+++ Data extract +++
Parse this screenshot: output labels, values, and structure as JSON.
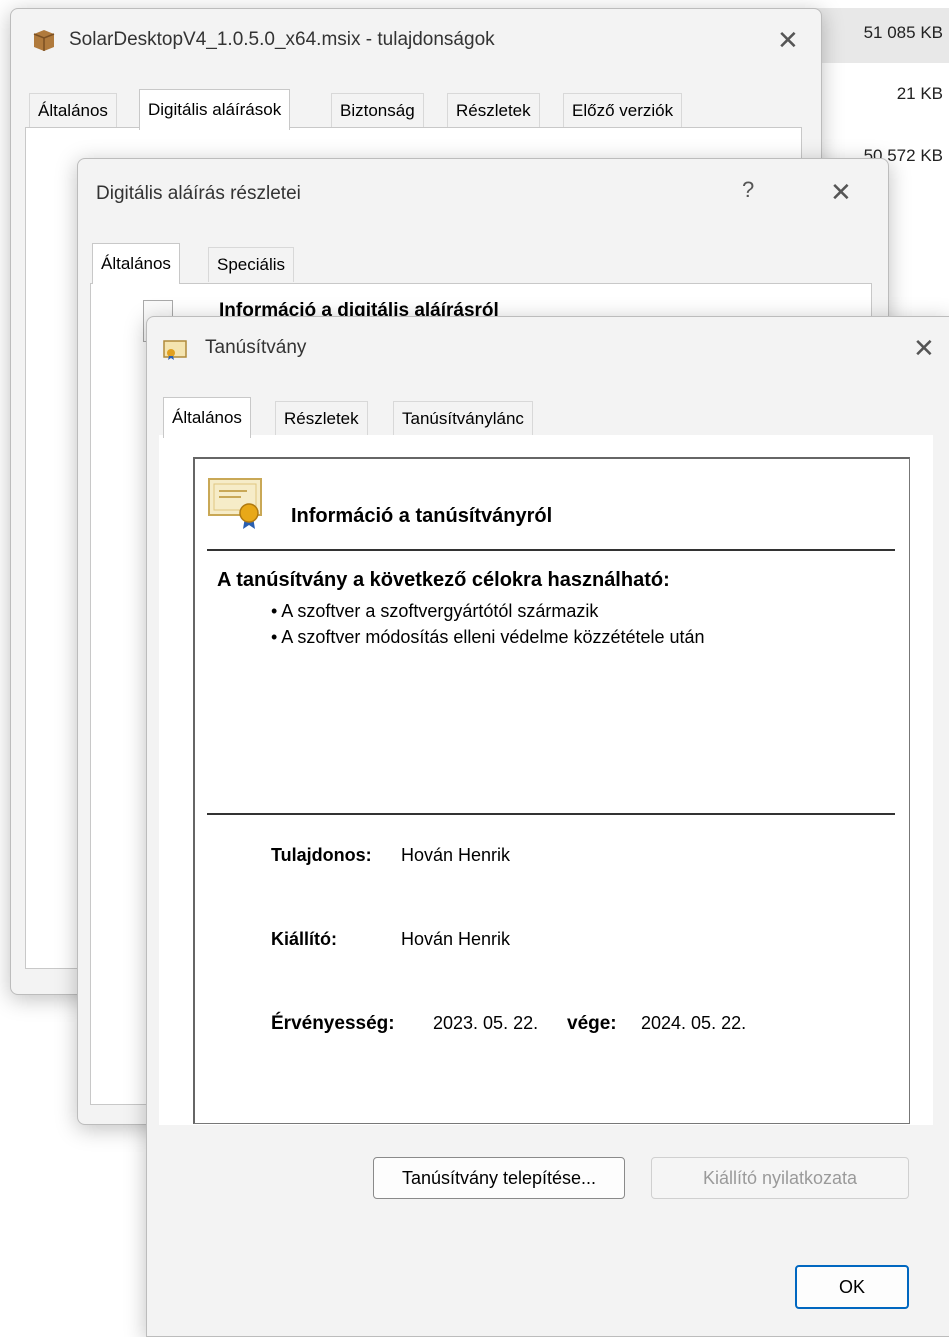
{
  "background_list": {
    "sizes": [
      "51 085 KB",
      "21 KB",
      "50 572 KB"
    ]
  },
  "props_window": {
    "title": "SolarDesktopV4_1.0.5.0_x64.msix - tulajdonságok",
    "tabs": [
      "Általános",
      "Digitális aláírások",
      "Biztonság",
      "Részletek",
      "Előző verziók"
    ],
    "active_tab": 1
  },
  "sig_window": {
    "title": "Digitális aláírás részletei",
    "help": "?",
    "tabs": [
      "Általános",
      "Speciális"
    ],
    "heading": "Információ a digitális aláírásról"
  },
  "cert_window": {
    "title": "Tanúsítvány",
    "tabs": [
      "Általános",
      "Részletek",
      "Tanúsítványlánc"
    ],
    "info_title": "Információ a tanúsítványról",
    "purpose_heading": "A tanúsítvány a következő célokra használható:",
    "purposes": [
      "• A szoftver a szoftvergyártótól származik",
      "• A szoftver módosítás elleni védelme közzététele után"
    ],
    "owner_label": "Tulajdonos:",
    "owner_value": "Hován Henrik",
    "issuer_label": "Kiállító:",
    "issuer_value": "Hován Henrik",
    "validity_label": "Érvényesség:",
    "valid_from": "2023. 05. 22.",
    "valid_to_label": "vége:",
    "valid_to": "2024. 05. 22.",
    "install_button": "Tanúsítvány telepítése...",
    "issuer_statement_button": "Kiállító nyilatkozata",
    "ok_button": "OK"
  },
  "colors": {
    "accent": "#0067c0",
    "window_bg": "#f3f3f3",
    "panel_bg": "#ffffff"
  }
}
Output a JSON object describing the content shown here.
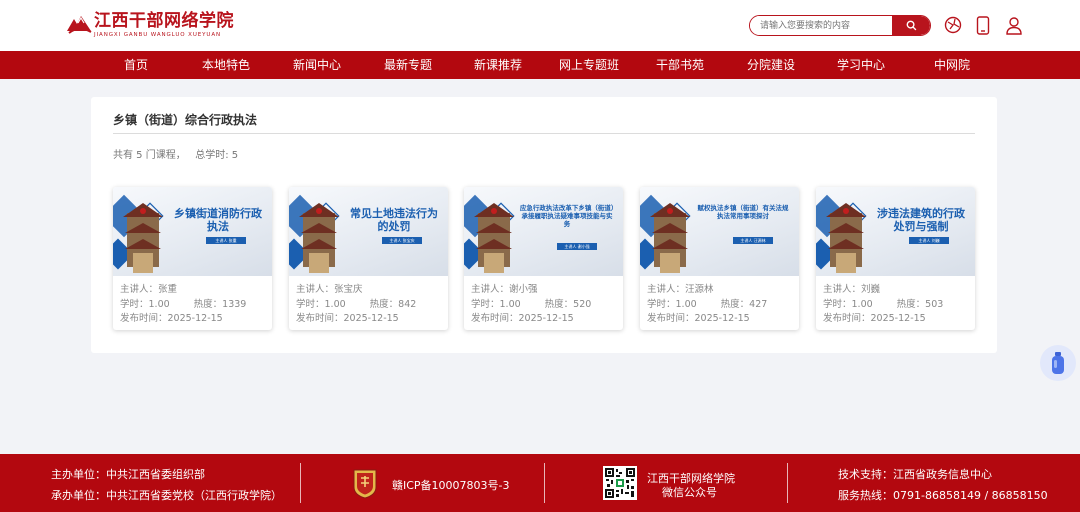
{
  "header": {
    "logo_cn": "江西干部网络学院",
    "logo_en": "JIANGXI GANBU WANGLUO XUEYUAN",
    "search_placeholder": "请输入您要搜索的内容"
  },
  "nav": [
    "首页",
    "本地特色",
    "新闻中心",
    "最新专题",
    "新课推荐",
    "网上专题班",
    "干部书苑",
    "分院建设",
    "学习中心",
    "中网院"
  ],
  "panel": {
    "title": "乡镇（街道）综合行政执法",
    "summary": "共有 5 门课程，   总学时: 5"
  },
  "courses": [
    {
      "thumb_title": "乡镇街道消防行政执法",
      "thumb_sub": "主讲人  张重",
      "speaker": "主讲人：张重",
      "hours": "学时：1.00",
      "heat": "热度：1339",
      "date": "发布时间：2025-12-15"
    },
    {
      "thumb_title": "常见土地违法行为的处罚",
      "thumb_sub": "主讲人  张宝庆",
      "speaker": "主讲人：张宝庆",
      "hours": "学时：1.00",
      "heat": "热度：842",
      "date": "发布时间：2025-12-15"
    },
    {
      "thumb_title": "应急行政执法改革下乡镇（街道）承接履职执法疑难事项技能与实务",
      "thumb_sub": "主讲人  谢小强",
      "speaker": "主讲人：谢小强",
      "hours": "学时：1.00",
      "heat": "热度：520",
      "date": "发布时间：2025-12-15"
    },
    {
      "thumb_title": "赋权执法乡镇（街道）有关法规执法常用事项探讨",
      "thumb_sub": "主讲人  汪源林",
      "speaker": "主讲人：汪源林",
      "hours": "学时：1.00",
      "heat": "热度：427",
      "date": "发布时间：2025-12-15"
    },
    {
      "thumb_title": "涉违法建筑的行政处罚与强制",
      "thumb_sub": "主讲人  刘巍",
      "speaker": "主讲人：刘巍",
      "hours": "学时：1.00",
      "heat": "热度：503",
      "date": "发布时间：2025-12-15"
    }
  ],
  "footer": {
    "host": "主办单位：中共江西省委组织部",
    "organizer": "承办单位：中共江西省委党校（江西行政学院）",
    "icp": "赣ICP备10007803号-3",
    "wechat_name": "江西干部网络学院",
    "wechat_label": "微信公众号",
    "tech": "技术支持：江西省政务信息中心",
    "hotline": "服务热线：0791-86858149 / 86858150"
  },
  "colors": {
    "brand_red": "#b3080f",
    "accent_blue": "#1b5fb0"
  }
}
+++
## Given exercise
Drop the pictures and reproduce the rest of the entries above exactly.

## Exercise response
Parse this screenshot: output labels, values, and structure as JSON.
{
  "background_list": {
    "sizes": [
      "51 085 KB",
      "21 KB",
      "50 572 KB"
    ]
  },
  "props_window": {
    "title": "SolarDesktopV4_1.0.5.0_x64.msix - tulajdonságok",
    "tabs": [
      "Általános",
      "Digitális aláírások",
      "Biztonság",
      "Részletek",
      "Előző verziók"
    ],
    "active_tab": 1
  },
  "sig_window": {
    "title": "Digitális aláírás részletei",
    "help": "?",
    "tabs": [
      "Általános",
      "Speciális"
    ],
    "heading": "Információ a digitális aláírásról"
  },
  "cert_window": {
    "title": "Tanúsítvány",
    "tabs": [
      "Általános",
      "Részletek",
      "Tanúsítványlánc"
    ],
    "info_title": "Információ a tanúsítványról",
    "purpose_heading": "A tanúsítvány a következő célokra használható:",
    "purposes": [
      "• A szoftver a szoftvergyártótól származik",
      "• A szoftver módosítás elleni védelme közzététele után"
    ],
    "owner_label": "Tulajdonos:",
    "owner_value": "Hován Henrik",
    "issuer_label": "Kiállító:",
    "issuer_value": "Hován Henrik",
    "validity_label": "Érvényesség:",
    "valid_from": "2023. 05. 22.",
    "valid_to_label": "vége:",
    "valid_to": "2024. 05. 22.",
    "install_button": "Tanúsítvány telepítése...",
    "issuer_statement_button": "Kiállító nyilatkozata",
    "ok_button": "OK"
  },
  "colors": {
    "accent": "#0067c0",
    "window_bg": "#f3f3f3",
    "panel_bg": "#ffffff"
  }
}
Output a JSON object describing the content shown here.
{
  "header": {
    "logo_cn": "江西干部网络学院",
    "logo_en": "JIANGXI GANBU WANGLUO XUEYUAN",
    "search_placeholder": "请输入您要搜索的内容"
  },
  "nav": [
    "首页",
    "本地特色",
    "新闻中心",
    "最新专题",
    "新课推荐",
    "网上专题班",
    "干部书苑",
    "分院建设",
    "学习中心",
    "中网院"
  ],
  "panel": {
    "title": "乡镇（街道）综合行政执法",
    "summary": "共有 5 门课程，   总学时: 5"
  },
  "courses": [
    {
      "thumb_title": "乡镇街道消防行政执法",
      "thumb_sub": "主讲人  张重",
      "speaker": "主讲人：张重",
      "hours": "学时：1.00",
      "heat": "热度：1339",
      "date": "发布时间：2025-12-15"
    },
    {
      "thumb_title": "常见土地违法行为的处罚",
      "thumb_sub": "主讲人  张宝庆",
      "speaker": "主讲人：张宝庆",
      "hours": "学时：1.00",
      "heat": "热度：842",
      "date": "发布时间：2025-12-15"
    },
    {
      "thumb_title": "应急行政执法改革下乡镇（街道）承接履职执法疑难事项技能与实务",
      "thumb_sub": "主讲人  谢小强",
      "speaker": "主讲人：谢小强",
      "hours": "学时：1.00",
      "heat": "热度：520",
      "date": "发布时间：2025-12-15"
    },
    {
      "thumb_title": "赋权执法乡镇（街道）有关法规执法常用事项探讨",
      "thumb_sub": "主讲人  汪源林",
      "speaker": "主讲人：汪源林",
      "hours": "学时：1.00",
      "heat": "热度：427",
      "date": "发布时间：2025-12-15"
    },
    {
      "thumb_title": "涉违法建筑的行政处罚与强制",
      "thumb_sub": "主讲人  刘巍",
      "speaker": "主讲人：刘巍",
      "hours": "学时：1.00",
      "heat": "热度：503",
      "date": "发布时间：2025-12-15"
    }
  ],
  "footer": {
    "host": "主办单位：中共江西省委组织部",
    "organizer": "承办单位：中共江西省委党校（江西行政学院）",
    "icp": "赣ICP备10007803号-3",
    "wechat_name": "江西干部网络学院",
    "wechat_label": "微信公众号",
    "tech": "技术支持：江西省政务信息中心",
    "hotline": "服务热线：0791-86858149 / 86858150"
  },
  "colors": {
    "brand_red": "#b3080f",
    "accent_blue": "#1b5fb0"
  }
}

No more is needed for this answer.